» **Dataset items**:
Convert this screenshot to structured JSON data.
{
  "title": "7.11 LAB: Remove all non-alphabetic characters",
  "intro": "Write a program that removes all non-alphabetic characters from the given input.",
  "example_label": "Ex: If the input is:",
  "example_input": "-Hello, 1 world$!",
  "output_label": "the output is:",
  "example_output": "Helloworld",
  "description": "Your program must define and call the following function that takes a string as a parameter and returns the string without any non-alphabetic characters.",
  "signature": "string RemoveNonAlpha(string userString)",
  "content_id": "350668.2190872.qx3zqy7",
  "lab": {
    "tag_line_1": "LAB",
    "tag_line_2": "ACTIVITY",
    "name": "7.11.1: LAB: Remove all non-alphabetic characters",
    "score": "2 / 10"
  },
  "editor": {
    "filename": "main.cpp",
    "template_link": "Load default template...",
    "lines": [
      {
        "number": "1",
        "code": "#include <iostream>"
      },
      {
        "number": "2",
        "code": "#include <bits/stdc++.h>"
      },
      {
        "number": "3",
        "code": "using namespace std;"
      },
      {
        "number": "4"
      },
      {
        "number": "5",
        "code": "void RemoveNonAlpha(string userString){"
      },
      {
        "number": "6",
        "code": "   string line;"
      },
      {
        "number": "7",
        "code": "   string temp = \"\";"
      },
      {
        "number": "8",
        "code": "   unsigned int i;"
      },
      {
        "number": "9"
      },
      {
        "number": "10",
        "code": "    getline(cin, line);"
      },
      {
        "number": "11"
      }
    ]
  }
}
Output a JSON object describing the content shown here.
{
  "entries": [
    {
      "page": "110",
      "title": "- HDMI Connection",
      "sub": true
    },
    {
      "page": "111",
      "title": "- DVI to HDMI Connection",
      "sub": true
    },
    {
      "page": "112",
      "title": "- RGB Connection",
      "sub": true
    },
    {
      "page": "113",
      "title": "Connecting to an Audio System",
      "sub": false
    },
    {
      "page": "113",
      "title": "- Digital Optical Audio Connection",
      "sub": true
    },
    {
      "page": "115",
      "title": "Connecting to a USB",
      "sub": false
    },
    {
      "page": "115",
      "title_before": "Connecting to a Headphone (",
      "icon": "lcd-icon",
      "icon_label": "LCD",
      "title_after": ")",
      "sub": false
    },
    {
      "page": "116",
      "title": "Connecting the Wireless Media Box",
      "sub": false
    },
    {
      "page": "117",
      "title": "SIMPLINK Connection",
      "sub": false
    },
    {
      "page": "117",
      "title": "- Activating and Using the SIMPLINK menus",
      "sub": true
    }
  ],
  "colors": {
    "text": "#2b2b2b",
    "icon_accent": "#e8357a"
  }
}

» **Written instruction**: Copy each line above containing the string "RemoveNonAlpha".

» **Complete output**:
  "signature": "string RemoveNonAlpha(string userString)",
        "code": "void RemoveNonAlpha(string userString){"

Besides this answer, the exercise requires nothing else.